Using the material below, work out how many lines contain the word "Application". Reply with the number and nothing more.

Information supplied —
◇ ◇ ◇ ◇
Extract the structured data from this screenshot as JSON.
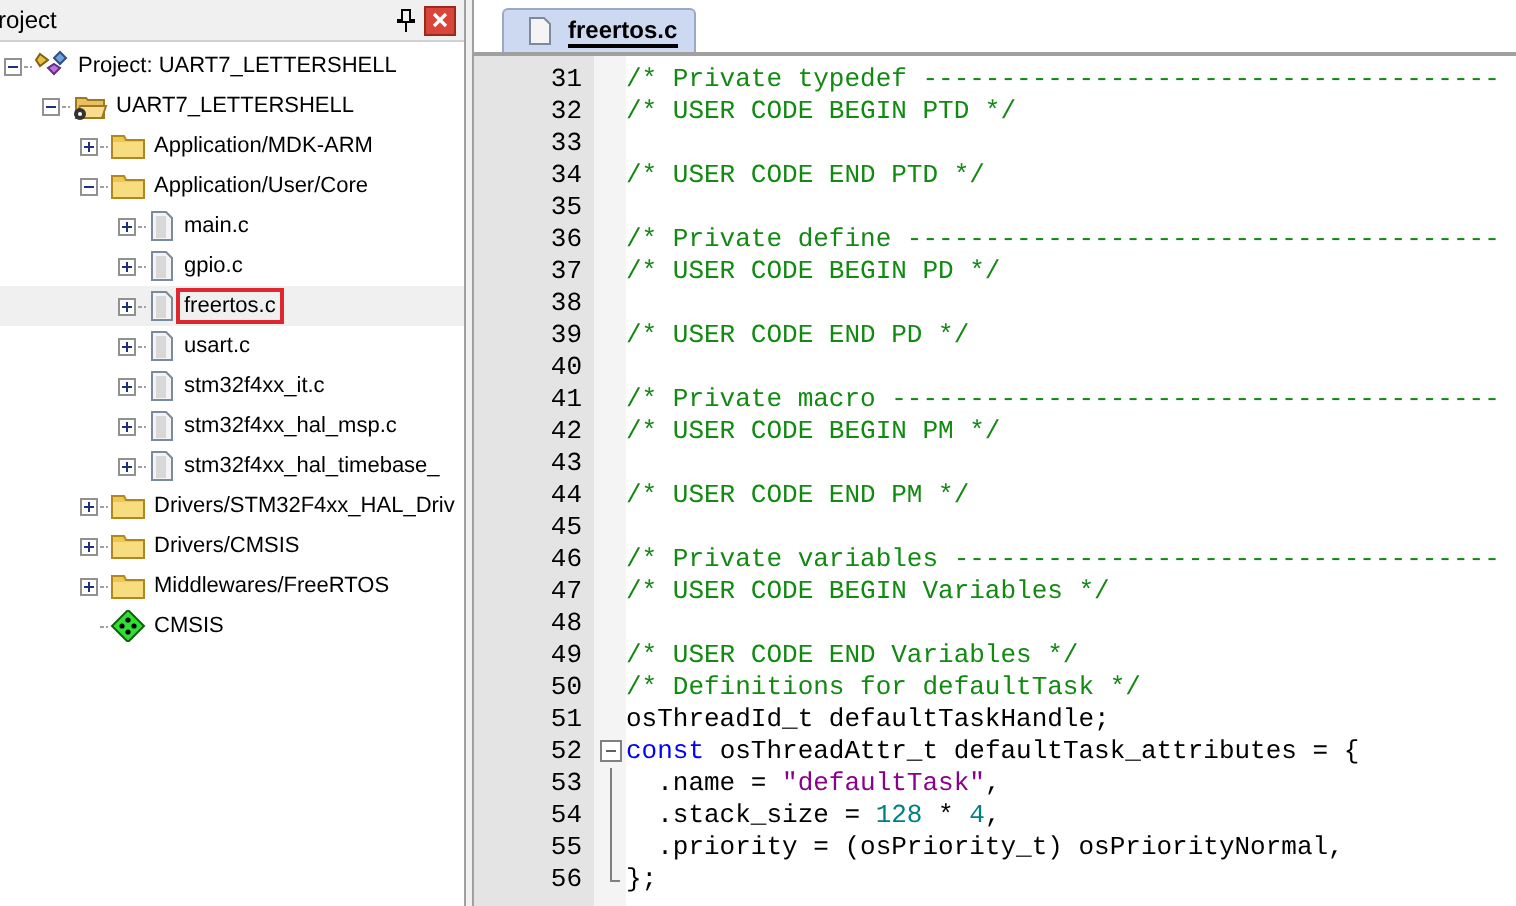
{
  "project_panel": {
    "title": "roject",
    "tree": [
      {
        "label": "Project: UART7_LETTERSHELL",
        "kind": "project",
        "expanded": true,
        "selected": false,
        "children": [
          {
            "label": "UART7_LETTERSHELL",
            "kind": "target",
            "expanded": true,
            "selected": false,
            "children": [
              {
                "label": "Application/MDK-ARM",
                "kind": "folder",
                "expanded": false,
                "selected": false
              },
              {
                "label": "Application/User/Core",
                "kind": "folder",
                "expanded": true,
                "selected": false,
                "children": [
                  {
                    "label": "main.c",
                    "kind": "file",
                    "expanded": false,
                    "selected": false
                  },
                  {
                    "label": "gpio.c",
                    "kind": "file",
                    "expanded": false,
                    "selected": false
                  },
                  {
                    "label": "freertos.c",
                    "kind": "file",
                    "expanded": false,
                    "selected": true
                  },
                  {
                    "label": "usart.c",
                    "kind": "file",
                    "expanded": false,
                    "selected": false
                  },
                  {
                    "label": "stm32f4xx_it.c",
                    "kind": "file",
                    "expanded": false,
                    "selected": false
                  },
                  {
                    "label": "stm32f4xx_hal_msp.c",
                    "kind": "file",
                    "expanded": false,
                    "selected": false
                  },
                  {
                    "label": "stm32f4xx_hal_timebase_",
                    "kind": "file",
                    "expanded": false,
                    "selected": false
                  }
                ]
              },
              {
                "label": "Drivers/STM32F4xx_HAL_Driv",
                "kind": "folder",
                "expanded": false,
                "selected": false
              },
              {
                "label": "Drivers/CMSIS",
                "kind": "folder",
                "expanded": false,
                "selected": false
              },
              {
                "label": "Middlewares/FreeRTOS",
                "kind": "folder",
                "expanded": false,
                "selected": false
              },
              {
                "label": "CMSIS",
                "kind": "component",
                "selected": false
              }
            ]
          }
        ]
      }
    ]
  },
  "editor": {
    "tabs": [
      {
        "label": "freertos.c",
        "selected": true
      }
    ],
    "lines": [
      {
        "number": "31",
        "tokens": [
          {
            "kind": "comment",
            "text": "/* Private typedef -------------------------------------"
          }
        ]
      },
      {
        "number": "32",
        "tokens": [
          {
            "kind": "comment",
            "text": "/* USER CODE BEGIN PTD */"
          }
        ]
      },
      {
        "number": "33"
      },
      {
        "number": "34",
        "tokens": [
          {
            "kind": "comment",
            "text": "/* USER CODE END PTD */"
          }
        ]
      },
      {
        "number": "35"
      },
      {
        "number": "36",
        "tokens": [
          {
            "kind": "comment",
            "text": "/* Private define --------------------------------------"
          }
        ]
      },
      {
        "number": "37",
        "tokens": [
          {
            "kind": "comment",
            "text": "/* USER CODE BEGIN PD */"
          }
        ]
      },
      {
        "number": "38"
      },
      {
        "number": "39",
        "tokens": [
          {
            "kind": "comment",
            "text": "/* USER CODE END PD */"
          }
        ]
      },
      {
        "number": "40"
      },
      {
        "number": "41",
        "tokens": [
          {
            "kind": "comment",
            "text": "/* Private macro ---------------------------------------"
          }
        ]
      },
      {
        "number": "42",
        "tokens": [
          {
            "kind": "comment",
            "text": "/* USER CODE BEGIN PM */"
          }
        ]
      },
      {
        "number": "43"
      },
      {
        "number": "44",
        "tokens": [
          {
            "kind": "comment",
            "text": "/* USER CODE END PM */"
          }
        ]
      },
      {
        "number": "45"
      },
      {
        "number": "46",
        "tokens": [
          {
            "kind": "comment",
            "text": "/* Private variables -----------------------------------"
          }
        ]
      },
      {
        "number": "47",
        "tokens": [
          {
            "kind": "comment",
            "text": "/* USER CODE BEGIN Variables */"
          }
        ]
      },
      {
        "number": "48"
      },
      {
        "number": "49",
        "tokens": [
          {
            "kind": "comment",
            "text": "/* USER CODE END Variables */"
          }
        ]
      },
      {
        "number": "50",
        "tokens": [
          {
            "kind": "comment",
            "text": "/* Definitions for defaultTask */"
          }
        ]
      },
      {
        "number": "51",
        "tokens": [
          {
            "kind": "plain",
            "text": "osThreadId_t defaultTaskHandle;"
          }
        ]
      },
      {
        "number": "52",
        "kind": "fold-start",
        "tokens": [
          {
            "kind": "keyword",
            "text": "const"
          },
          {
            "kind": "plain",
            "text": " osThreadAttr_t defaultTask_attributes = {"
          }
        ]
      },
      {
        "number": "53",
        "kind": "fold-inside",
        "tokens": [
          {
            "kind": "plain",
            "text": "  .name = "
          },
          {
            "kind": "string",
            "text": "\"defaultTask\""
          },
          {
            "kind": "plain",
            "text": ","
          }
        ]
      },
      {
        "number": "54",
        "kind": "fold-inside",
        "tokens": [
          {
            "kind": "plain",
            "text": "  .stack_size = "
          },
          {
            "kind": "number",
            "text": "128"
          },
          {
            "kind": "plain",
            "text": " * "
          },
          {
            "kind": "number",
            "text": "4"
          },
          {
            "kind": "plain",
            "text": ","
          }
        ]
      },
      {
        "number": "55",
        "kind": "fold-inside",
        "tokens": [
          {
            "kind": "plain",
            "text": "  .priority = (osPriority_t) osPriorityNormal,"
          }
        ]
      },
      {
        "number": "56",
        "kind": "fold-end",
        "tokens": [
          {
            "kind": "plain",
            "text": "};"
          }
        ]
      }
    ]
  }
}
◇ ◇ ◇ ◇
Expected answer — 2